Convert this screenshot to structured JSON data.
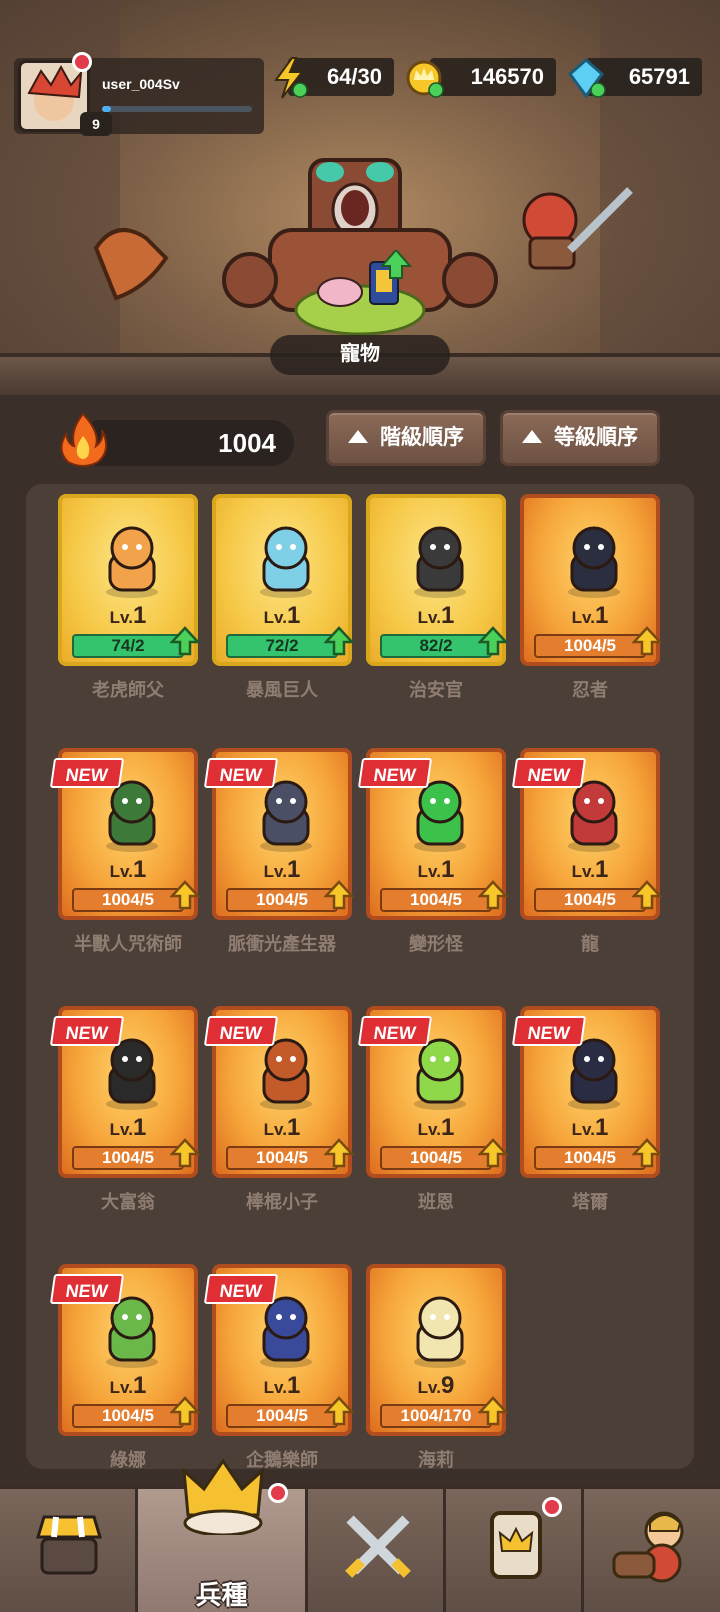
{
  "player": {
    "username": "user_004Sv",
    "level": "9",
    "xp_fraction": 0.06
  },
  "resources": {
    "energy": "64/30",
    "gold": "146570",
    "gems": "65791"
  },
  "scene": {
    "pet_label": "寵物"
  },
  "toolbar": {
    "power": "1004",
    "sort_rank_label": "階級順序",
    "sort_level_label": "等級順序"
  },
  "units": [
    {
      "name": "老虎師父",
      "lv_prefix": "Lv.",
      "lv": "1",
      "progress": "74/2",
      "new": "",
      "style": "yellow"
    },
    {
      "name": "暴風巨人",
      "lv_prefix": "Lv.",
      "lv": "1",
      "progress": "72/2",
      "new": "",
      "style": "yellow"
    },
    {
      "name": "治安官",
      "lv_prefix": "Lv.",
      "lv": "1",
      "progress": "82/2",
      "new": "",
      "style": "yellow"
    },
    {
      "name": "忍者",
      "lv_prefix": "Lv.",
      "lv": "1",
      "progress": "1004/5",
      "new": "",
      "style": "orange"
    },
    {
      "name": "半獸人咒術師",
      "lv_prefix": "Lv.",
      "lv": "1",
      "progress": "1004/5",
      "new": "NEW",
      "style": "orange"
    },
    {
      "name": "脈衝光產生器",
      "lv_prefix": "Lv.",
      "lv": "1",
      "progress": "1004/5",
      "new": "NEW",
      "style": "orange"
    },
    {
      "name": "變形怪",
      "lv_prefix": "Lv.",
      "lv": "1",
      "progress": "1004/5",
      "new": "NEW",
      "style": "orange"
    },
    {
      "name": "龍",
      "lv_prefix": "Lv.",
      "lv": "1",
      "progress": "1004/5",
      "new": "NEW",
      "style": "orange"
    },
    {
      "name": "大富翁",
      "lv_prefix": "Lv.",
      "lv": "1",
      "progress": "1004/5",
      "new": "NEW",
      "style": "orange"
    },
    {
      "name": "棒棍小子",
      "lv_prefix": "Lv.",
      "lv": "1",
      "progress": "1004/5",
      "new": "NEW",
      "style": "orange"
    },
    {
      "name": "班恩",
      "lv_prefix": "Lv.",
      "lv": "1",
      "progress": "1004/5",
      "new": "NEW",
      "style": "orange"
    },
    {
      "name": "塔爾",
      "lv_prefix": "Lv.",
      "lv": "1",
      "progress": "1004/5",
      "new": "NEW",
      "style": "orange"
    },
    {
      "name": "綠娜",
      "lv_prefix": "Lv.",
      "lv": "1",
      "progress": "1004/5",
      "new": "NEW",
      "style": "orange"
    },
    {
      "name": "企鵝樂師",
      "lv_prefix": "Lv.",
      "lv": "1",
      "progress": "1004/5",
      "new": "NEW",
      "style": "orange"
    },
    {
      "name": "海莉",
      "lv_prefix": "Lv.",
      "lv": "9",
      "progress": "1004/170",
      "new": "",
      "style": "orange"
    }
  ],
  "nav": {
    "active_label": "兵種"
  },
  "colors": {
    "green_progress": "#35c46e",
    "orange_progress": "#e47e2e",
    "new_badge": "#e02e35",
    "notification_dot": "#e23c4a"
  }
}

════════════════════

◆ **Exercise details**:
Reproduce all of the entries word for word, skipping any pictures they hold.

◆ **Solution to this problem**:
Convert this screenshot to structured JSON data.
{
  "player": {
    "username": "user_004Sv",
    "level": "9",
    "xp_fraction": 0.06
  },
  "resources": {
    "energy": "64/30",
    "gold": "146570",
    "gems": "65791"
  },
  "scene": {
    "pet_label": "寵物"
  },
  "toolbar": {
    "power": "1004",
    "sort_rank_label": "階級順序",
    "sort_level_label": "等級順序"
  },
  "units": [
    {
      "name": "老虎師父",
      "lv_prefix": "Lv.",
      "lv": "1",
      "progress": "74/2",
      "new": "",
      "style": "yellow"
    },
    {
      "name": "暴風巨人",
      "lv_prefix": "Lv.",
      "lv": "1",
      "progress": "72/2",
      "new": "",
      "style": "yellow"
    },
    {
      "name": "治安官",
      "lv_prefix": "Lv.",
      "lv": "1",
      "progress": "82/2",
      "new": "",
      "style": "yellow"
    },
    {
      "name": "忍者",
      "lv_prefix": "Lv.",
      "lv": "1",
      "progress": "1004/5",
      "new": "",
      "style": "orange"
    },
    {
      "name": "半獸人咒術師",
      "lv_prefix": "Lv.",
      "lv": "1",
      "progress": "1004/5",
      "new": "NEW",
      "style": "orange"
    },
    {
      "name": "脈衝光產生器",
      "lv_prefix": "Lv.",
      "lv": "1",
      "progress": "1004/5",
      "new": "NEW",
      "style": "orange"
    },
    {
      "name": "變形怪",
      "lv_prefix": "Lv.",
      "lv": "1",
      "progress": "1004/5",
      "new": "NEW",
      "style": "orange"
    },
    {
      "name": "龍",
      "lv_prefix": "Lv.",
      "lv": "1",
      "progress": "1004/5",
      "new": "NEW",
      "style": "orange"
    },
    {
      "name": "大富翁",
      "lv_prefix": "Lv.",
      "lv": "1",
      "progress": "1004/5",
      "new": "NEW",
      "style": "orange"
    },
    {
      "name": "棒棍小子",
      "lv_prefix": "Lv.",
      "lv": "1",
      "progress": "1004/5",
      "new": "NEW",
      "style": "orange"
    },
    {
      "name": "班恩",
      "lv_prefix": "Lv.",
      "lv": "1",
      "progress": "1004/5",
      "new": "NEW",
      "style": "orange"
    },
    {
      "name": "塔爾",
      "lv_prefix": "Lv.",
      "lv": "1",
      "progress": "1004/5",
      "new": "NEW",
      "style": "orange"
    },
    {
      "name": "綠娜",
      "lv_prefix": "Lv.",
      "lv": "1",
      "progress": "1004/5",
      "new": "NEW",
      "style": "orange"
    },
    {
      "name": "企鵝樂師",
      "lv_prefix": "Lv.",
      "lv": "1",
      "progress": "1004/5",
      "new": "NEW",
      "style": "orange"
    },
    {
      "name": "海莉",
      "lv_prefix": "Lv.",
      "lv": "9",
      "progress": "1004/170",
      "new": "",
      "style": "orange"
    }
  ],
  "nav": {
    "active_label": "兵種"
  },
  "colors": {
    "green_progress": "#35c46e",
    "orange_progress": "#e47e2e",
    "new_badge": "#e02e35",
    "notification_dot": "#e23c4a"
  }
}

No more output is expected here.